───── RECORDS FOR THIS TASK
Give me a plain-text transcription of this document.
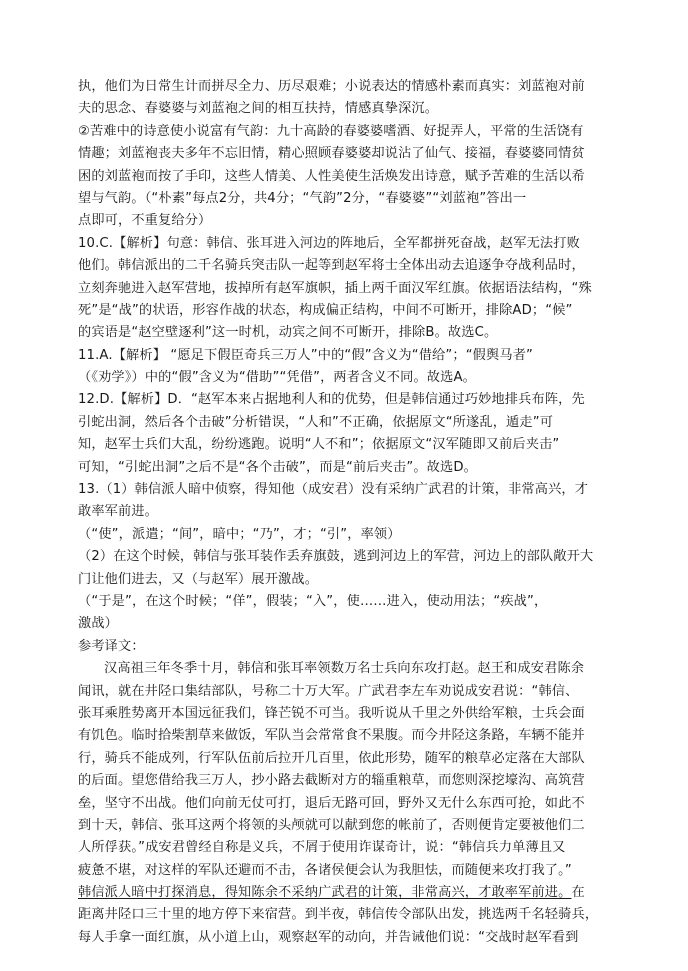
执，他们为日常生计而拼尽全力、历尽艰难；小说表达的情感朴素而真实：刘蓝袍对前
夫的思念、春婆婆与刘蓝袍之间的相互扶持，情感真挚深沉。
②苦难中的诗意使小说富有气韵：九十高龄的春婆婆嗜酒、好捉弄人，平常的生活饶有
情趣；刘蓝袍丧夫多年不忘旧情，精心照顾春婆婆却说沾了仙气、接福，春婆婆同情贫
困的刘蓝袍而按了手印，这些人情美、人性美使生活焕发出诗意，赋予苦难的生活以希
望与气韵。（“朴素”每点2分，共4分；“气韵”2分，“春婆婆”“刘蓝袍”答出一
点即可，不重复给分）
10.C.【解析】句意：韩信、张耳进入河边的阵地后，全军都拼死奋战，赵军无法打败
他们。韩信派出的二千名骑兵突击队一起等到赵军将士全体出动去追逐争夺战利品时，
立刻奔驰进入赵军营地，拔掉所有赵军旗帜，插上两千面汉军红旗。依据语法结构，“殊
死”是“战”的状语，形容作战的状态，构成偏正结构，中间不可断开，排除AD；“候”
的宾语是“赵空壁逐利”这一时机，动宾之间不可断开，排除B。故选C。
11.A.【解析】 “愿足下假臣奇兵三万人”中的“假”含义为“借给”；“假舆马者”
（《劝学》）中的“假”含义为“借助”“凭借”，两者含义不同。故选A。
12.D.【解析】D．“赵军本来占据地利人和的优势，但是韩信通过巧妙地排兵布阵，先
引蛇出洞，然后各个击破”分析错误，“人和”不正确，依据原文“所遂乱，遁走”可
知，赵军士兵们大乱，纷纷逃跑。说明“人不和”；依据原文“汉军随即又前后夹击”
可知，“引蛇出洞”之后不是“各个击破”，而是“前后夹击”。故选D。
13.（1）韩信派人暗中侦察，得知他（成安君）没有采纳广武君的计策，非常高兴，才
敢率军前进。
（“使”，派遣；“间”，暗中；“乃”，才；“引”，率领）
（2）在这个时候，韩信与张耳装作丢弃旗鼓，逃到河边上的军营，河边上的部队敞开大
门让他们进去，又（与赵军）展开激战。
（“于是”，在这个时候；“佯”，假装；“入”，使……进入，使动用法；“疾战”，
激战）
参考译文：
汉高祖三年冬季十月，韩信和张耳率领数万名士兵向东攻打赵。赵王和成安君陈余
闻讯，就在井陉口集结部队，号称二十万大军。广武君李左车劝说成安君说：“韩信、
张耳乘胜势离开本国远征我们，锋芒锐不可当。我听说从千里之外供给军粮，士兵会面
有饥色。临时拾柴割草来做饭，军队当会常常食不果腹。而今井陉这条路，车辆不能并
行，骑兵不能成列，行军队伍前后拉开几百里，依此形势，随军的粮草必定落在大部队
的后面。望您借给我三万人，抄小路去截断对方的辎重粮草，而您则深挖壕沟、高筑营
垒，坚守不出战。他们向前无仗可打，退后无路可回，野外又无什么东西可抢，如此不
到十天，韩信、张耳这两个将领的头颅就可以献到您的帐前了，否则便肯定要被他们二
人所俘获。”成安君曾经自称是义兵，不屑于使用诈谋奇计，说：“韩信兵力单薄且又
疲惫不堪，对这样的军队还避而不击，各诸侯便会认为我胆怯，而随便来攻打我了。”
韩信派人暗中打探消息，得知陈余不采纳广武君的计策，非常高兴，才敢率军前进。在
距离井陉口三十里的地方停下来宿营。到半夜，韩信传令部队出发，挑选两千名轻骑兵，
每人手拿一面红旗，从小道上山，观察赵军的动向，并告诫他们说：“交战时赵军看到
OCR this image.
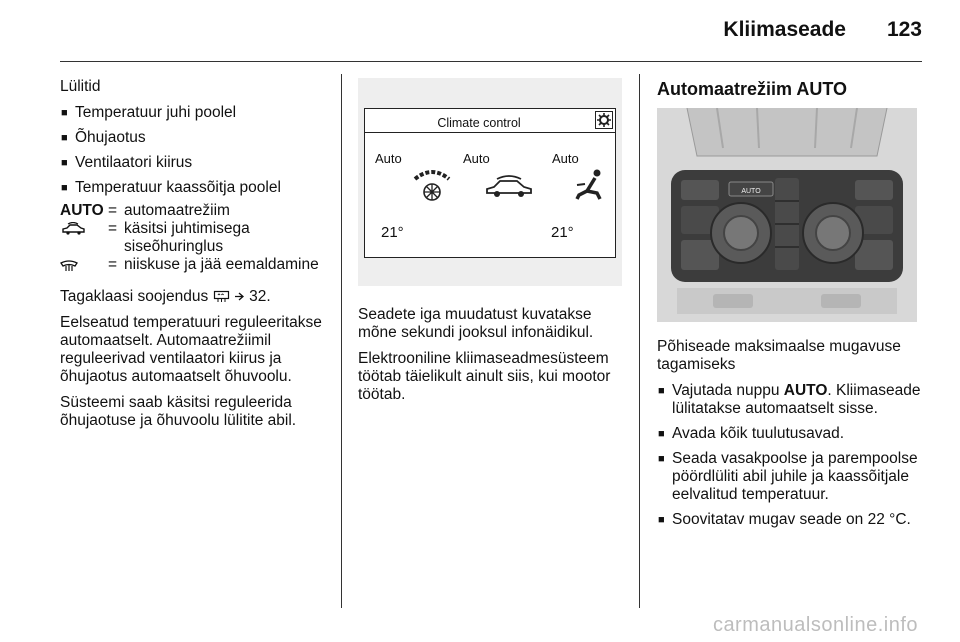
Kliimaseade 123

Lülitid

■ Temperatuur juhi poolel
■ Õhujaotus
■ Ventilaatori kiirus
■ Temperatuur kaassõitja poolel
AUTO = automaatrežiim
= käsitsi juhtimisega siseõhuringlus
= niiskuse ja jää eemaldamine

Tagaklaasi soojendus	32.

Eelseatud temperatuuri reguleeritakse automaatselt. Automaatrežiimil reguleerivad ventilaatori kiirus ja õhujaotus automaatselt õhuvoolu.

Süsteemi saab käsitsi reguleerida õhujaotuse ja õhuvoolu lülitite abil.

Climate control
Auto	Auto	Auto
21°	21°

Seadete iga muudatust kuvatakse mõne sekundi jooksul infonäidikul.

Elektrooniline kliimaseadmesüsteem töötab täielikult ainult siis, kui mootor töötab.

Automaatrežiim AUTO
AUTO

Põhiseade maksimaalse mugavuse tagamiseks

■ Vajutada nuppu AUTO. Kliimaseade lülitatakse automaatselt sisse.
■ Avada kõik tuulutusavad.
■ Seada vasakpoolse ja parempoolse pöördlüliti abil juhile ja kaassõitjale eelvalitud temperatuur.
■ Soovitatav mugav seade on 22 °C.
carmanualsonline.info
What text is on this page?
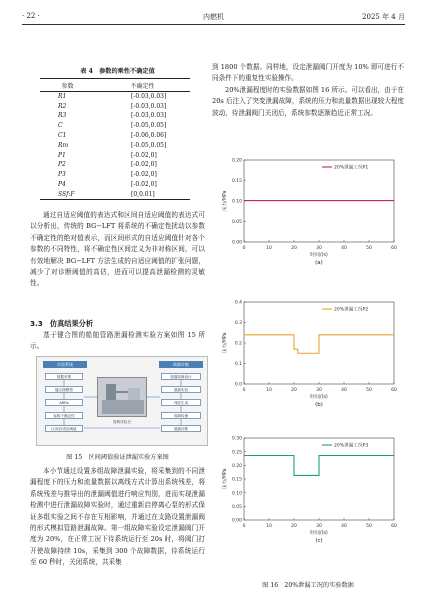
· 22 ·	内燃机	2025 年 4 月
表 4　参数的乘性不确定值
参数	不确定性
R1	[-0.03,0.03]
R2	[-0.03,0.03]
R3	[-0.03,0.03]
C	[-0.05,0.05]
C1	[-0.06,0.06]
Rm	[-0.05,0.05]
P1	[-0.02,0]
P2	[-0.02,0]
P3	[-0.02,0]
P4	[-0.02,0]
SSf:F	[0,0.01]

通过自适应阈值的表达式和区间自适应阈值的表达式可以分析出，传统的 BG−LFT 将系统的不确定性扰动以参数不确定性的绝对值表示，而区间形式的自适应阈值针对各个参数的不同特性，将不确定性区间定义为非对称区间，可以有效地解决 BG−LFT 方法生成的自适应阈值的扩张问题，减少了对诊断阈值的高估，进而可以提高泄漏检测的灵敏性。

3.3　仿真结果分析

基于键合图的船舶管路泄漏检测实验方案如图 15 所示。

实验系统	故障诊断
数据采集
键合图模型
ARRs
参数不确定性
区间自适应阈值
泄漏故障设计
泄漏实验
残差生成
故障检测
泄漏诊断
管路试验台
图 15　区间阈值验证泄漏实验方案图

本小节通过设置多组故障泄漏实验，将采集到的不同泄漏程度下的压力和流量数据以离线方式计算出系统残差，将系统残差与推导出的泄漏阈值进行响应判别，进而实现泄漏检测中进行泄漏故障实验时，通过重新启停离心泵的形式保证多组实验之间不存在互相影响，并通过在支路设置泄漏阀的形式模拟管路泄漏故障。第一组故障实验设定泄漏阀门开度为 20%，在正常工况下待系统运行至 20s 时，将阀门打开使故障持续 10s，采集到 300 个故障数据，待系统运行至 60 秒时，关闭系统，共采集

到 1800 个数据。同样地，设定泄漏阀门开度为 10% 即可进行不同条件下的重复性实验操作。

20%泄漏程度时的实验数据如图 16 所示。可以看出，由于在 20s 后注入了突变泄漏故障，系统的压力和流量数据出现较大程度波动，待泄漏阀门关闭后，系统参数逐渐趋近正常工况。

0	10	20	30	40	50	60
0.00
0.05
0.10
0.15
0.20
时间/(s)
压力/MPa
20%泄漏工况P1
(a)
0	10	20	30	40	50	60
0.0
0.1
0.2
0.3
0.4
时间/(s)
压力/MPa
20%泄漏工况P2
(b)
0	10	20	30	40	50	60
0.00
0.05
0.10
0.15
0.20
0.25
0.30
时间/(s)
压力/MPa
20%泄漏工况P3
(c)
图 16　20%泄漏工况的实验数据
──────────
_WHAT IS EXPECTED_
Print the records above exactly as they stand, but leave out the pictures.

_SOLVED PROBLEM_
Give me a plain-text transcription of this document.
执，他们为日常生计而拼尽全力、历尽艰难；小说表达的情感朴素而真实：刘蓝袍对前
夫的思念、春婆婆与刘蓝袍之间的相互扶持，情感真挚深沉。
②苦难中的诗意使小说富有气韵：九十高龄的春婆婆嗜酒、好捉弄人，平常的生活饶有
情趣；刘蓝袍丧夫多年不忘旧情，精心照顾春婆婆却说沾了仙气、接福，春婆婆同情贫
困的刘蓝袍而按了手印，这些人情美、人性美使生活焕发出诗意，赋予苦难的生活以希
望与气韵。（“朴素”每点2分，共4分；“气韵”2分，“春婆婆”“刘蓝袍”答出一
点即可，不重复给分）
10.C.【解析】句意：韩信、张耳进入河边的阵地后，全军都拼死奋战，赵军无法打败
他们。韩信派出的二千名骑兵突击队一起等到赵军将士全体出动去追逐争夺战利品时，
立刻奔驰进入赵军营地，拔掉所有赵军旗帜，插上两千面汉军红旗。依据语法结构，“殊
死”是“战”的状语，形容作战的状态，构成偏正结构，中间不可断开，排除AD；“候”
的宾语是“赵空壁逐利”这一时机，动宾之间不可断开，排除B。故选C。
11.A.【解析】 “愿足下假臣奇兵三万人”中的“假”含义为“借给”；“假舆马者”
（《劝学》）中的“假”含义为“借助”“凭借”，两者含义不同。故选A。
12.D.【解析】D．“赵军本来占据地利人和的优势，但是韩信通过巧妙地排兵布阵，先
引蛇出洞，然后各个击破”分析错误，“人和”不正确，依据原文“所遂乱，遁走”可
知，赵军士兵们大乱，纷纷逃跑。说明“人不和”；依据原文“汉军随即又前后夹击”
可知，“引蛇出洞”之后不是“各个击破”，而是“前后夹击”。故选D。
13.（1）韩信派人暗中侦察，得知他（成安君）没有采纳广武君的计策，非常高兴，才
敢率军前进。
（“使”，派遣；“间”，暗中；“乃”，才；“引”，率领）
（2）在这个时候，韩信与张耳装作丢弃旗鼓，逃到河边上的军营，河边上的部队敞开大
门让他们进去，又（与赵军）展开激战。
（“于是”，在这个时候；“佯”，假装；“入”，使……进入，使动用法；“疾战”，
激战）
参考译文：
汉高祖三年冬季十月，韩信和张耳率领数万名士兵向东攻打赵。赵王和成安君陈余
闻讯，就在井陉口集结部队，号称二十万大军。广武君李左车劝说成安君说：“韩信、
张耳乘胜势离开本国远征我们，锋芒锐不可当。我听说从千里之外供给军粮，士兵会面
有饥色。临时拾柴割草来做饭，军队当会常常食不果腹。而今井陉这条路，车辆不能并
行，骑兵不能成列，行军队伍前后拉开几百里，依此形势，随军的粮草必定落在大部队
的后面。望您借给我三万人，抄小路去截断对方的辎重粮草，而您则深挖壕沟、高筑营
垒，坚守不出战。他们向前无仗可打，退后无路可回，野外又无什么东西可抢，如此不
到十天，韩信、张耳这两个将领的头颅就可以献到您的帐前了，否则便肯定要被他们二
人所俘获。”成安君曾经自称是义兵，不屑于使用诈谋奇计，说：“韩信兵力单薄且又
疲惫不堪，对这样的军队还避而不击，各诸侯便会认为我胆怯，而随便来攻打我了。”
韩信派人暗中打探消息，得知陈余不采纳广武君的计策，非常高兴，才敢率军前进。在
距离井陉口三十里的地方停下来宿营。到半夜，韩信传令部队出发，挑选两千名轻骑兵，
每人手拿一面红旗，从小道上山，观察赵军的动向，并告诫他们说：“交战时赵军看到
OCR this image.
Kliimaseade 123

Lülitid

■ Temperatuur juhi poolel
■ Õhujaotus
■ Ventilaatori kiirus
■ Temperatuur kaassõitja poolel
AUTO = automaatrežiim
= käsitsi juhtimisega siseõhuringlus
= niiskuse ja jää eemaldamine

Tagaklaasi soojendus	32.

Eelseatud temperatuuri reguleeritakse automaatselt. Automaatrežiimil reguleerivad ventilaatori kiirus ja õhujaotus automaatselt õhuvoolu.

Süsteemi saab käsitsi reguleerida õhujaotuse ja õhuvoolu lülitite abil.

Climate control
Auto	Auto	Auto
21°	21°

Seadete iga muudatust kuvatakse mõne sekundi jooksul infonäidikul.

Elektrooniline kliimaseadmesüsteem töötab täielikult ainult siis, kui mootor töötab.

Automaatrežiim AUTO
AUTO

Põhiseade maksimaalse mugavuse tagamiseks

■ Vajutada nuppu AUTO. Kliimaseade lülitatakse automaatselt sisse.
■ Avada kõik tuulutusavad.
■ Seada vasakpoolse ja parempoolse pöördlüliti abil juhile ja kaassõitjale eelvalitud temperatuur.
■ Soovitatav mugav seade on 22 °C.
carmanualsonline.info
What text is on this page?
· 22 ·	内燃机	2025 年 4 月
表 4　参数的乘性不确定值
参数	不确定性
R1	[-0.03,0.03]
R2	[-0.03,0.03]
R3	[-0.03,0.03]
C	[-0.05,0.05]
C1	[-0.06,0.06]
Rm	[-0.05,0.05]
P1	[-0.02,0]
P2	[-0.02,0]
P3	[-0.02,0]
P4	[-0.02,0]
SSf:F	[0,0.01]

通过自适应阈值的表达式和区间自适应阈值的表达式可以分析出，传统的 BG−LFT 将系统的不确定性扰动以参数不确定性的绝对值表示，而区间形式的自适应阈值针对各个参数的不同特性，将不确定性区间定义为非对称区间，可以有效地解决 BG−LFT 方法生成的自适应阈值的扩张问题，减少了对诊断阈值的高估，进而可以提高泄漏检测的灵敏性。

3.3　仿真结果分析

基于键合图的船舶管路泄漏检测实验方案如图 15 所示。

实验系统	故障诊断
数据采集
键合图模型
ARRs
参数不确定性
区间自适应阈值
泄漏故障设计
泄漏实验
残差生成
故障检测
泄漏诊断
管路试验台
图 15　区间阈值验证泄漏实验方案图

本小节通过设置多组故障泄漏实验，将采集到的不同泄漏程度下的压力和流量数据以离线方式计算出系统残差，将系统残差与推导出的泄漏阈值进行响应判别，进而实现泄漏检测中进行泄漏故障实验时，通过重新启停离心泵的形式保证多组实验之间不存在互相影响，并通过在支路设置泄漏阀的形式模拟管路泄漏故障。第一组故障实验设定泄漏阀门开度为 20%，在正常工况下待系统运行至 20s 时，将阀门打开使故障持续 10s，采集到 300 个故障数据，待系统运行至 60 秒时，关闭系统，共采集

到 1800 个数据。同样地，设定泄漏阀门开度为 10% 即可进行不同条件下的重复性实验操作。

20%泄漏程度时的实验数据如图 16 所示。可以看出，由于在 20s 后注入了突变泄漏故障，系统的压力和流量数据出现较大程度波动，待泄漏阀门关闭后，系统参数逐渐趋近正常工况。

0	10	20	30	40	50	60
0.00
0.05
0.10
0.15
0.20
时间/(s)
压力/MPa
20%泄漏工况P1
(a)
0	10	20	30	40	50	60
0.0
0.1
0.2
0.3
0.4
时间/(s)
压力/MPa
20%泄漏工况P2
(b)
0	10	20	30	40	50	60
0.00
0.05
0.10
0.15
0.20
0.25
0.30
时间/(s)
压力/MPa
20%泄漏工况P3
(c)
图 16　20%泄漏工况的实验数据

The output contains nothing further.